__TASK DETAILS__. Find each line containing the string "JavaScript". Copy it.
==================================================
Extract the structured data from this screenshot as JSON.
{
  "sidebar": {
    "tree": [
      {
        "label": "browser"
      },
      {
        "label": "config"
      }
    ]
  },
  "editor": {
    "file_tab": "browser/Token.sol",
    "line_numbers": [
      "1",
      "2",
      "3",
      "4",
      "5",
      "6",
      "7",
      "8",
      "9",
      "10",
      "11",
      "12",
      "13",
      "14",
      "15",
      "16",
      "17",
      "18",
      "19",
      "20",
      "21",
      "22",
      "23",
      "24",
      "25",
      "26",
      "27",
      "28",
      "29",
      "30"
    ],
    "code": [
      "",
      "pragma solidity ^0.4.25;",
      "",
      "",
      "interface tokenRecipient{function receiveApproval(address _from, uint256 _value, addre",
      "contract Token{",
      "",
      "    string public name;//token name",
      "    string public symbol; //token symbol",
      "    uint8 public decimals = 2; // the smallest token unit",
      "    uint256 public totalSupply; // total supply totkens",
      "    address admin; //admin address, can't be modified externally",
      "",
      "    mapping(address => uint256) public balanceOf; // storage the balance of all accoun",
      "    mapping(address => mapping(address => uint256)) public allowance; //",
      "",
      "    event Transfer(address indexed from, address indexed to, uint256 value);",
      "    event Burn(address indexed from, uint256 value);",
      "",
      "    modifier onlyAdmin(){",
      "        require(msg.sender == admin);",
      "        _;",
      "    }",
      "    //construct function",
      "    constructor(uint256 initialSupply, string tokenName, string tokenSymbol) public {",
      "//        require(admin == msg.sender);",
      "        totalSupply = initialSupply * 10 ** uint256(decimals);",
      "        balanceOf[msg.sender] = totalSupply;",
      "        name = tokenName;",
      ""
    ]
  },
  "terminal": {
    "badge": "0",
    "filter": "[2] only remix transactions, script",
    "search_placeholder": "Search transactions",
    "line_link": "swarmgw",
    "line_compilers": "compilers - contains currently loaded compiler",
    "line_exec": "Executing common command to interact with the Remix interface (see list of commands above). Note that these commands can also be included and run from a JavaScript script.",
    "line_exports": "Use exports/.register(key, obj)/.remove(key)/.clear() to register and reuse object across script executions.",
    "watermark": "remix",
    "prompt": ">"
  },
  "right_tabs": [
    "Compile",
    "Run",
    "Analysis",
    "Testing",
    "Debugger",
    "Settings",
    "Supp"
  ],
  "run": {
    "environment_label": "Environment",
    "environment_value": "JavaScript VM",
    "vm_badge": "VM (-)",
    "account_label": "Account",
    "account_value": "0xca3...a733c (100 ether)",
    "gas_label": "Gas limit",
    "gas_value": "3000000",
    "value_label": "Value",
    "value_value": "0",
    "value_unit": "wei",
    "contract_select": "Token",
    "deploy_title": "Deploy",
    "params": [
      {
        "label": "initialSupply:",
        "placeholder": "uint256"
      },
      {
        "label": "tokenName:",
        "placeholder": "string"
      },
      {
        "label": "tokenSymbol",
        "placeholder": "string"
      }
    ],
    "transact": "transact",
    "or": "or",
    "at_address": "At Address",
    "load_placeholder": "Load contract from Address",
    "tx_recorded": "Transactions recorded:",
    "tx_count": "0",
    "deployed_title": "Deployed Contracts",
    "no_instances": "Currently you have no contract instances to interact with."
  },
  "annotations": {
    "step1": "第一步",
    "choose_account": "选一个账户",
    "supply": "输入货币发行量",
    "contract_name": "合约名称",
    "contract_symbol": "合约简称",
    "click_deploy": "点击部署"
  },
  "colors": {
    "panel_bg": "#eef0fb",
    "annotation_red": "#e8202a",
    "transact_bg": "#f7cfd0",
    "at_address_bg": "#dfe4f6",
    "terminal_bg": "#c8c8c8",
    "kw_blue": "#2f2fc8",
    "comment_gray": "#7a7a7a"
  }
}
==================================================
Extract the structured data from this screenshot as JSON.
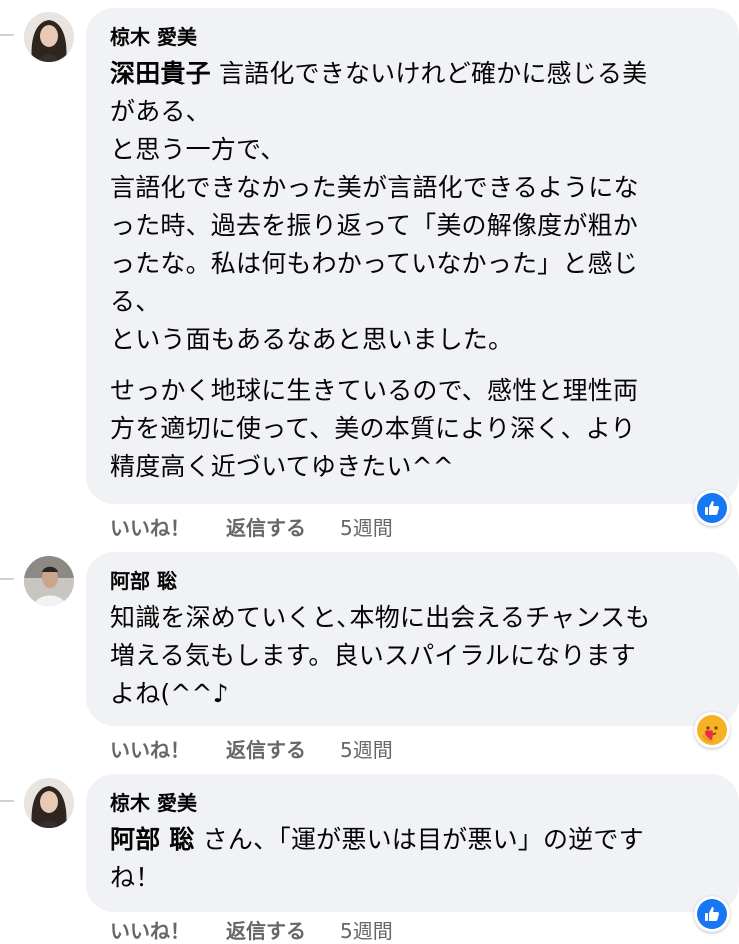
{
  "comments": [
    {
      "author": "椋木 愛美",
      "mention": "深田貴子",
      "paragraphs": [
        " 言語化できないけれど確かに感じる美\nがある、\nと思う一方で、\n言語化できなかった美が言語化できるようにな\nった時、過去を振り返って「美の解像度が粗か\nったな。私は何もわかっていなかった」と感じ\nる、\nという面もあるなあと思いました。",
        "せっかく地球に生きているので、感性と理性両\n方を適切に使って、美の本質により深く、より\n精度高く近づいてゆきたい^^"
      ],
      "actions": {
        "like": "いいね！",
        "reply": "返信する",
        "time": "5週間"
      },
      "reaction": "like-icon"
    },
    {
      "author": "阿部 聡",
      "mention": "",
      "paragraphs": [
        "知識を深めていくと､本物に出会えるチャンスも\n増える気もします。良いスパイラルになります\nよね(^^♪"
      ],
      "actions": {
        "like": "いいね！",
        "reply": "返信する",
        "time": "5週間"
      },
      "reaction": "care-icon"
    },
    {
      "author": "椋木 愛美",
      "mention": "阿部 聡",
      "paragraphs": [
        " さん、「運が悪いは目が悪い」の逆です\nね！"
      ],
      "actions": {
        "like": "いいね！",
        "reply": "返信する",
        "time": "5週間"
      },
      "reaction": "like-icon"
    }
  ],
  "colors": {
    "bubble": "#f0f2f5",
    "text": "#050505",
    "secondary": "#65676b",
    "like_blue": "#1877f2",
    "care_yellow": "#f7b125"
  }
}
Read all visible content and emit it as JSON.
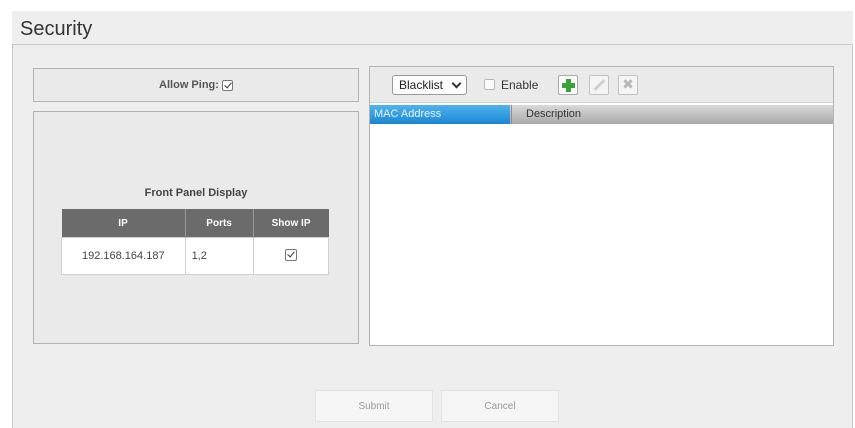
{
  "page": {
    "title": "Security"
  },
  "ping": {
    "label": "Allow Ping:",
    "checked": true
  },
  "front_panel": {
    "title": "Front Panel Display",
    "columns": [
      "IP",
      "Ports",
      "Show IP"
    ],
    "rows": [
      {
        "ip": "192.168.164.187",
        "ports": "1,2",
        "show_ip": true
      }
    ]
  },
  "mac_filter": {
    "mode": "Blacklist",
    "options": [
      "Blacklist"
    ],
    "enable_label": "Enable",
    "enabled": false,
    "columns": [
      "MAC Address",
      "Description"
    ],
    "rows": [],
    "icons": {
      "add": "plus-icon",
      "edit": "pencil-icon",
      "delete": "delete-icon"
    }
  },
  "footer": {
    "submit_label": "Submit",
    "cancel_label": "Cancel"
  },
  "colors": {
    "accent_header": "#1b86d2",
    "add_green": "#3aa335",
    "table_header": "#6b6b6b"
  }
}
==================================================
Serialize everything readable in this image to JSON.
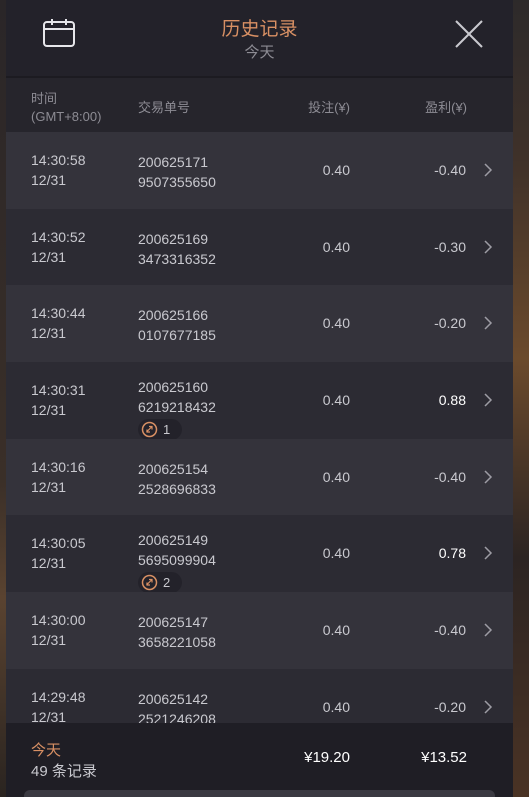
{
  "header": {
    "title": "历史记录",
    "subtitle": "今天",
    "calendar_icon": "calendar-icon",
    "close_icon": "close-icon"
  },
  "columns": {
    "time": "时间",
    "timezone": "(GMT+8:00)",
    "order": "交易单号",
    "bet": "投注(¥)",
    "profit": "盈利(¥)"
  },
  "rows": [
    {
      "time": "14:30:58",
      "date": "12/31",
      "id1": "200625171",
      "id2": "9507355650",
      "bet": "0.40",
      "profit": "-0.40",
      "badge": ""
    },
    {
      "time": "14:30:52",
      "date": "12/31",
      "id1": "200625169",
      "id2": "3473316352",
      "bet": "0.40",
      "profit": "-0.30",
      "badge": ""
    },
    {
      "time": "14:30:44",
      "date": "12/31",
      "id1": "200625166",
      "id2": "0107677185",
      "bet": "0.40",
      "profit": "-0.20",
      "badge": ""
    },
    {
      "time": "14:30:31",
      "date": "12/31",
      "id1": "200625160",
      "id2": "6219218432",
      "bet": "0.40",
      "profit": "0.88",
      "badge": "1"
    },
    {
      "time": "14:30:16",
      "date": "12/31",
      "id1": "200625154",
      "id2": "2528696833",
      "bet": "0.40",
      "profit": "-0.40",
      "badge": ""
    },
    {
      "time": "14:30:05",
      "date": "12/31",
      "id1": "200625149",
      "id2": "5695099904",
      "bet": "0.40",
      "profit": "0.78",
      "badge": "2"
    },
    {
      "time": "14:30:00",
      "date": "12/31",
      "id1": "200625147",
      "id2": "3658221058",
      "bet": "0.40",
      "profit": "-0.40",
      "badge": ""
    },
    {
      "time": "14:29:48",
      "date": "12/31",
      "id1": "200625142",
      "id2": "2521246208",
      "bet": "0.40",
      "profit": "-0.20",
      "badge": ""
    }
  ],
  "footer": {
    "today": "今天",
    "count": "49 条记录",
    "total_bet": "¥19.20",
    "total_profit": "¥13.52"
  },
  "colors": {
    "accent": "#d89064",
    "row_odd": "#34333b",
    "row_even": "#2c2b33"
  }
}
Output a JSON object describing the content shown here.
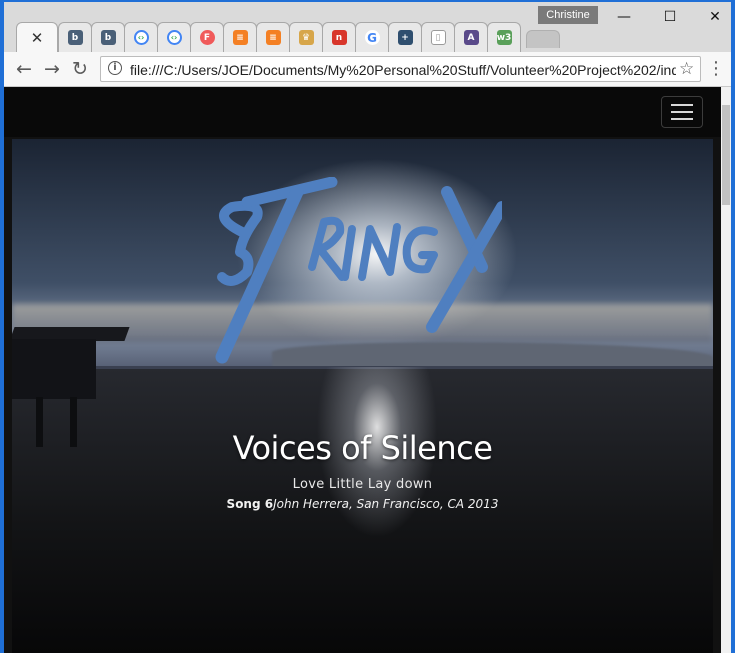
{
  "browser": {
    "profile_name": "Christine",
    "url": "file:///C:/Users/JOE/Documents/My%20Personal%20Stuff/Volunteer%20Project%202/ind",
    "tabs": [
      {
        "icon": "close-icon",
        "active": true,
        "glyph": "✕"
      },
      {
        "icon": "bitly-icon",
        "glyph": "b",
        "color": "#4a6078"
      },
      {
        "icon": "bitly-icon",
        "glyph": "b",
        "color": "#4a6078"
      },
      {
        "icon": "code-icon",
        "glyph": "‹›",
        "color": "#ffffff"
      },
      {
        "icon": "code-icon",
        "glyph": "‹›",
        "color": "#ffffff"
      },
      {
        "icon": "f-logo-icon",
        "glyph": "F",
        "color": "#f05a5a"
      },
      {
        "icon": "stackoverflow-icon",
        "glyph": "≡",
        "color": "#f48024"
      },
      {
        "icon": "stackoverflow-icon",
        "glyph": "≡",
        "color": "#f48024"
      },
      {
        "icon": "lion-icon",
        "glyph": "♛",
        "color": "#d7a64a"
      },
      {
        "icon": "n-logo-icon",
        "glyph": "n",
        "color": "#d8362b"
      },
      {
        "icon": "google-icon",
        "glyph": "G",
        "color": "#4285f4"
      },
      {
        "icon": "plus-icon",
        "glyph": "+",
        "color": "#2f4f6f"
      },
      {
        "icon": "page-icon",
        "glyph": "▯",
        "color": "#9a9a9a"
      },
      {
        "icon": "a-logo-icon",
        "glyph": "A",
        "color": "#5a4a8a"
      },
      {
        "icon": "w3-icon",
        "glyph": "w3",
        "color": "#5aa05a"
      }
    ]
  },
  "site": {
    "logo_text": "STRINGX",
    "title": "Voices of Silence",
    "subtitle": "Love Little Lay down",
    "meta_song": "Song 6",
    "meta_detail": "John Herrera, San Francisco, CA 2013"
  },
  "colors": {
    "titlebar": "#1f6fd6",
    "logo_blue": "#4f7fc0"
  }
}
==================================================
__FULL ANSWER__.
    "line_exec": "Executing common command to interact with the Remix interface (see list of commands above). Note that these commands can also be included and run from a JavaScript script.",
    "environment_value": "JavaScript VM",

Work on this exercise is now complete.